[start of Recorded information]

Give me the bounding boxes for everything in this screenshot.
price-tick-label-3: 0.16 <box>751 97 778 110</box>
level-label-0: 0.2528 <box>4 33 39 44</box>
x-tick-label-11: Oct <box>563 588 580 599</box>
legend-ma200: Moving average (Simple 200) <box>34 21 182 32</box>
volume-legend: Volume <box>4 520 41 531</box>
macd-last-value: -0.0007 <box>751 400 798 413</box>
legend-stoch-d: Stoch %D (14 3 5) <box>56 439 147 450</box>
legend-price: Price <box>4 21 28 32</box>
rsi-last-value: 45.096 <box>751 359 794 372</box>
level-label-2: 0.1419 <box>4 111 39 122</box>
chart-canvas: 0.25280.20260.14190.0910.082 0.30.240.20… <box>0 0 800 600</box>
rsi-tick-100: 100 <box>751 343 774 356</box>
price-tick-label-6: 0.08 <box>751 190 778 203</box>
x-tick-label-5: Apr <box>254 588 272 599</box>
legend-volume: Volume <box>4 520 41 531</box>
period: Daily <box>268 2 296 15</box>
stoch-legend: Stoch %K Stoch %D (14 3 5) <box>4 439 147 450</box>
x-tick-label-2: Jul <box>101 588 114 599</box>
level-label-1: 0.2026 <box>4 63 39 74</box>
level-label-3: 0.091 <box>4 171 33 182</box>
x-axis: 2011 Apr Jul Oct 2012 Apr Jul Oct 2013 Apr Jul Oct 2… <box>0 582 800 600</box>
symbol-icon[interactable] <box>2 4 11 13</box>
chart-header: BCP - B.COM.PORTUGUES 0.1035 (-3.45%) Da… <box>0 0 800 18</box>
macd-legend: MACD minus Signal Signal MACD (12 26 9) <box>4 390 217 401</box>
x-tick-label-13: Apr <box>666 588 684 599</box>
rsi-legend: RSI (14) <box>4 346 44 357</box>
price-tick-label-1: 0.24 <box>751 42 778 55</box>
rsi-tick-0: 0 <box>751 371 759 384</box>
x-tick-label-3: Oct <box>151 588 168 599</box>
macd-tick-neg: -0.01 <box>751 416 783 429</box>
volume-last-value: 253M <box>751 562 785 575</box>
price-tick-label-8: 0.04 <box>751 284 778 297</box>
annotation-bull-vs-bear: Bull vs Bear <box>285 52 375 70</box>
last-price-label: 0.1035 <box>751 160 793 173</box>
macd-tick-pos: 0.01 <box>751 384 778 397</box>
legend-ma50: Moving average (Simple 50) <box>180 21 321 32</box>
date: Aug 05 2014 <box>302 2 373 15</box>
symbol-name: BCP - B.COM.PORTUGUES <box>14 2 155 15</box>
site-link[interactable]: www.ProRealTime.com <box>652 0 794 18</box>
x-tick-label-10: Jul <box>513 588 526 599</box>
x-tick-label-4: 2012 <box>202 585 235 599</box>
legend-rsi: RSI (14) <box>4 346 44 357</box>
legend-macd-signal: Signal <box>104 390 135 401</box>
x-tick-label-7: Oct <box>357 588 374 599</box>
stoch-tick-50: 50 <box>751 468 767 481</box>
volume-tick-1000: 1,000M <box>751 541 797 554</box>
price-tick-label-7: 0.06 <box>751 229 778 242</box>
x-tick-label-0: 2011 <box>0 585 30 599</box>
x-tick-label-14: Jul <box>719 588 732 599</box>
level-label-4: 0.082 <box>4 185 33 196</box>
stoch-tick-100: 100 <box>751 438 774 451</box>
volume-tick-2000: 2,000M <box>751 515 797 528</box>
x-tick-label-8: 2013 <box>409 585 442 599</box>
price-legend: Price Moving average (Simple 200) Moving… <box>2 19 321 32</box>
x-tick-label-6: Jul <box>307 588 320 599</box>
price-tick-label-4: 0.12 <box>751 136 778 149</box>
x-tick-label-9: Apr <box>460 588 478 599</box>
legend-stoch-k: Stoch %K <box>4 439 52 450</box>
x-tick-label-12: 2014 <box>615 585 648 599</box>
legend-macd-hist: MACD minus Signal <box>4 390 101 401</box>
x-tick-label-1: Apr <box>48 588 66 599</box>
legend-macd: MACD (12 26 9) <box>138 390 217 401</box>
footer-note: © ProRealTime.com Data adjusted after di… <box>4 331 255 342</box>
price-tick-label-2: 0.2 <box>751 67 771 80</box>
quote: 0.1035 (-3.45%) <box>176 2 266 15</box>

[end of Recorded information]

=== Short exercise ===
Copy out every line of the entries above verbatim, with no changes of any kind.

=== Complete response ===
Give me the bounding boxes for everything in this screenshot.
price-tick-label-3: 0.16 <box>751 97 778 110</box>
level-label-0: 0.2528 <box>4 33 39 44</box>
x-tick-label-11: Oct <box>563 588 580 599</box>
legend-ma200: Moving average (Simple 200) <box>34 21 182 32</box>
volume-legend: Volume <box>4 520 41 531</box>
macd-last-value: -0.0007 <box>751 400 798 413</box>
legend-stoch-d: Stoch %D (14 3 5) <box>56 439 147 450</box>
legend-price: Price <box>4 21 28 32</box>
rsi-last-value: 45.096 <box>751 359 794 372</box>
level-label-2: 0.1419 <box>4 111 39 122</box>
chart-canvas: 0.25280.20260.14190.0910.082 0.30.240.20… <box>0 0 800 600</box>
rsi-tick-100: 100 <box>751 343 774 356</box>
price-tick-label-6: 0.08 <box>751 190 778 203</box>
x-tick-label-5: Apr <box>254 588 272 599</box>
legend-volume: Volume <box>4 520 41 531</box>
period: Daily <box>268 2 296 15</box>
stoch-legend: Stoch %K Stoch %D (14 3 5) <box>4 439 147 450</box>
x-tick-label-2: Jul <box>101 588 114 599</box>
level-label-1: 0.2026 <box>4 63 39 74</box>
level-label-3: 0.091 <box>4 171 33 182</box>
x-axis: 2011 Apr Jul Oct 2012 Apr Jul Oct 2013 Apr Jul Oct 2… <box>0 582 800 600</box>
symbol-icon[interactable] <box>2 4 11 13</box>
chart-header: BCP - B.COM.PORTUGUES 0.1035 (-3.45%) Da… <box>0 0 800 18</box>
macd-legend: MACD minus Signal Signal MACD (12 26 9) <box>4 390 217 401</box>
x-tick-label-13: Apr <box>666 588 684 599</box>
rsi-legend: RSI (14) <box>4 346 44 357</box>
price-tick-label-1: 0.24 <box>751 42 778 55</box>
rsi-tick-0: 0 <box>751 371 759 384</box>
x-tick-label-3: Oct <box>151 588 168 599</box>
macd-tick-neg: -0.01 <box>751 416 783 429</box>
volume-last-value: 253M <box>751 562 785 575</box>
price-tick-label-8: 0.04 <box>751 284 778 297</box>
annotation-bull-vs-bear: Bull vs Bear <box>285 52 375 70</box>
last-price-label: 0.1035 <box>751 160 793 173</box>
macd-tick-pos: 0.01 <box>751 384 778 397</box>
legend-ma50: Moving average (Simple 50) <box>180 21 321 32</box>
date: Aug 05 2014 <box>302 2 373 15</box>
symbol-name: BCP - B.COM.PORTUGUES <box>14 2 155 15</box>
site-link[interactable]: www.ProRealTime.com <box>652 0 794 18</box>
x-tick-label-10: Jul <box>513 588 526 599</box>
x-tick-label-4: 2012 <box>202 585 235 599</box>
legend-rsi: RSI (14) <box>4 346 44 357</box>
legend-macd-signal: Signal <box>104 390 135 401</box>
x-tick-label-7: Oct <box>357 588 374 599</box>
stoch-tick-50: 50 <box>751 468 767 481</box>
volume-tick-1000: 1,000M <box>751 541 797 554</box>
price-tick-label-7: 0.06 <box>751 229 778 242</box>
x-tick-label-0: 2011 <box>0 585 30 599</box>
x-tick-label-14: Jul <box>719 588 732 599</box>
level-label-4: 0.082 <box>4 185 33 196</box>
stoch-tick-100: 100 <box>751 438 774 451</box>
volume-tick-2000: 2,000M <box>751 515 797 528</box>
x-tick-label-8: 2013 <box>409 585 442 599</box>
price-legend: Price Moving average (Simple 200) Moving… <box>2 19 321 32</box>
x-tick-label-6: Jul <box>307 588 320 599</box>
price-tick-label-4: 0.12 <box>751 136 778 149</box>
x-tick-label-9: Apr <box>460 588 478 599</box>
legend-stoch-k: Stoch %K <box>4 439 52 450</box>
x-tick-label-12: 2014 <box>615 585 648 599</box>
legend-macd-hist: MACD minus Signal <box>4 390 101 401</box>
x-tick-label-1: Apr <box>48 588 66 599</box>
legend-macd: MACD (12 26 9) <box>138 390 217 401</box>
footer-note: © ProRealTime.com Data adjusted after di… <box>4 331 255 342</box>
price-tick-label-2: 0.2 <box>751 67 771 80</box>
quote: 0.1035 (-3.45%) <box>176 2 266 15</box>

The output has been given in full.